### Set problem
Output all lines exactly, with nothing added or dropped.

### Provided information
++++++++++

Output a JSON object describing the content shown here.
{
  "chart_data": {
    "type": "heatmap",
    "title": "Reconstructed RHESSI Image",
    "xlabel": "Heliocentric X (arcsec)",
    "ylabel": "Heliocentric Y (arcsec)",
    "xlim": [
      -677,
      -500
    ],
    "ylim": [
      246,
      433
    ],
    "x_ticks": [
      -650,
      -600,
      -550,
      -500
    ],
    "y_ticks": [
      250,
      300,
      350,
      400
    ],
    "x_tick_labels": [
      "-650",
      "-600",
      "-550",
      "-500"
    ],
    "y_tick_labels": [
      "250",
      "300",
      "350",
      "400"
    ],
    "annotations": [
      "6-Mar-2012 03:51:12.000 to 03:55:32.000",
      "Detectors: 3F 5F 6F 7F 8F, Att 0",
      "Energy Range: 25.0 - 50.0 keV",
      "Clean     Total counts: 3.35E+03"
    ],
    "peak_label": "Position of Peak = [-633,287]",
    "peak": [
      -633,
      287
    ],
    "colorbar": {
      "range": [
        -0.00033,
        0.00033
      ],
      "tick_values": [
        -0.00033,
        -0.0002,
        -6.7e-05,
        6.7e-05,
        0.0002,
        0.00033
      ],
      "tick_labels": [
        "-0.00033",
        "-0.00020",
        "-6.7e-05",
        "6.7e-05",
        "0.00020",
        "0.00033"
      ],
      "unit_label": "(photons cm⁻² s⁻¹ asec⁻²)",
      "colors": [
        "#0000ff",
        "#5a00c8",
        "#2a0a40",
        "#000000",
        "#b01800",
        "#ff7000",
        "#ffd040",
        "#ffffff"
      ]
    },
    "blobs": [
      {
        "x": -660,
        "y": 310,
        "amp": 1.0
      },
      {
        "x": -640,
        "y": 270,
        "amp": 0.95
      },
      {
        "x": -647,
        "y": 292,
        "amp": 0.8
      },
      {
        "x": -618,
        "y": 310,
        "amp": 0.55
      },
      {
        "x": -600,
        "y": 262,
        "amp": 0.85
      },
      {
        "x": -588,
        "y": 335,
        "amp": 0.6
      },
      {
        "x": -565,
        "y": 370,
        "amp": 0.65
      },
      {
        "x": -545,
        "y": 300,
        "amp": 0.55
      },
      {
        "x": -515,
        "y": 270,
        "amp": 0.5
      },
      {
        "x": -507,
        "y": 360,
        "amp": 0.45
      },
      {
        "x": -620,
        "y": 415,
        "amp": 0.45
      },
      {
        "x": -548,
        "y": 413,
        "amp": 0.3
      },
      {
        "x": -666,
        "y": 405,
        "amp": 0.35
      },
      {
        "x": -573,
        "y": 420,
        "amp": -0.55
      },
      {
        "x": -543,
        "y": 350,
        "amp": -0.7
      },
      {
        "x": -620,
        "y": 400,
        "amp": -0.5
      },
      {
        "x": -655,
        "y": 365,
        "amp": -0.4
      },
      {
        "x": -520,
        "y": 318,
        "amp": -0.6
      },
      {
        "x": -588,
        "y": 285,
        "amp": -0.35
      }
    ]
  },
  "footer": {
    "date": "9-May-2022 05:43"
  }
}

++++++++++

### Correct result
Output a JSON object describing the content shown here.
{
  "chart_data": {
    "type": "heatmap",
    "title": "Reconstructed RHESSI Image",
    "xlabel": "Heliocentric X (arcsec)",
    "ylabel": "Heliocentric Y (arcsec)",
    "xlim": [
      -677,
      -500
    ],
    "ylim": [
      246,
      433
    ],
    "x_ticks": [
      -650,
      -600,
      -550,
      -500
    ],
    "y_ticks": [
      250,
      300,
      350,
      400
    ],
    "x_tick_labels": [
      "-650",
      "-600",
      "-550",
      "-500"
    ],
    "y_tick_labels": [
      "250",
      "300",
      "350",
      "400"
    ],
    "annotations": [
      "6-Mar-2012 03:51:12.000 to 03:55:32.000",
      "Detectors: 3F 5F 6F 7F 8F, Att 0",
      "Energy Range: 25.0 - 50.0 keV",
      "Clean     Total counts: 3.35E+03"
    ],
    "peak_label": "Position of Peak = [-633,287]",
    "peak": [
      -633,
      287
    ],
    "colorbar": {
      "range": [
        -0.00033,
        0.00033
      ],
      "tick_values": [
        -0.00033,
        -0.0002,
        -6.7e-05,
        6.7e-05,
        0.0002,
        0.00033
      ],
      "tick_labels": [
        "-0.00033",
        "-0.00020",
        "-6.7e-05",
        "6.7e-05",
        "0.00020",
        "0.00033"
      ],
      "unit_label": "(photons cm⁻² s⁻¹ asec⁻²)",
      "colors": [
        "#0000ff",
        "#5a00c8",
        "#2a0a40",
        "#000000",
        "#b01800",
        "#ff7000",
        "#ffd040",
        "#ffffff"
      ]
    },
    "blobs": [
      {
        "x": -660,
        "y": 310,
        "amp": 1.0
      },
      {
        "x": -640,
        "y": 270,
        "amp": 0.95
      },
      {
        "x": -647,
        "y": 292,
        "amp": 0.8
      },
      {
        "x": -618,
        "y": 310,
        "amp": 0.55
      },
      {
        "x": -600,
        "y": 262,
        "amp": 0.85
      },
      {
        "x": -588,
        "y": 335,
        "amp": 0.6
      },
      {
        "x": -565,
        "y": 370,
        "amp": 0.65
      },
      {
        "x": -545,
        "y": 300,
        "amp": 0.55
      },
      {
        "x": -515,
        "y": 270,
        "amp": 0.5
      },
      {
        "x": -507,
        "y": 360,
        "amp": 0.45
      },
      {
        "x": -620,
        "y": 415,
        "amp": 0.45
      },
      {
        "x": -548,
        "y": 413,
        "amp": 0.3
      },
      {
        "x": -666,
        "y": 405,
        "amp": 0.35
      },
      {
        "x": -573,
        "y": 420,
        "amp": -0.55
      },
      {
        "x": -543,
        "y": 350,
        "amp": -0.7
      },
      {
        "x": -620,
        "y": 400,
        "amp": -0.5
      },
      {
        "x": -655,
        "y": 365,
        "amp": -0.4
      },
      {
        "x": -520,
        "y": 318,
        "amp": -0.6
      },
      {
        "x": -588,
        "y": 285,
        "amp": -0.35
      }
    ]
  },
  "footer": {
    "date": "9-May-2022 05:43"
  }
}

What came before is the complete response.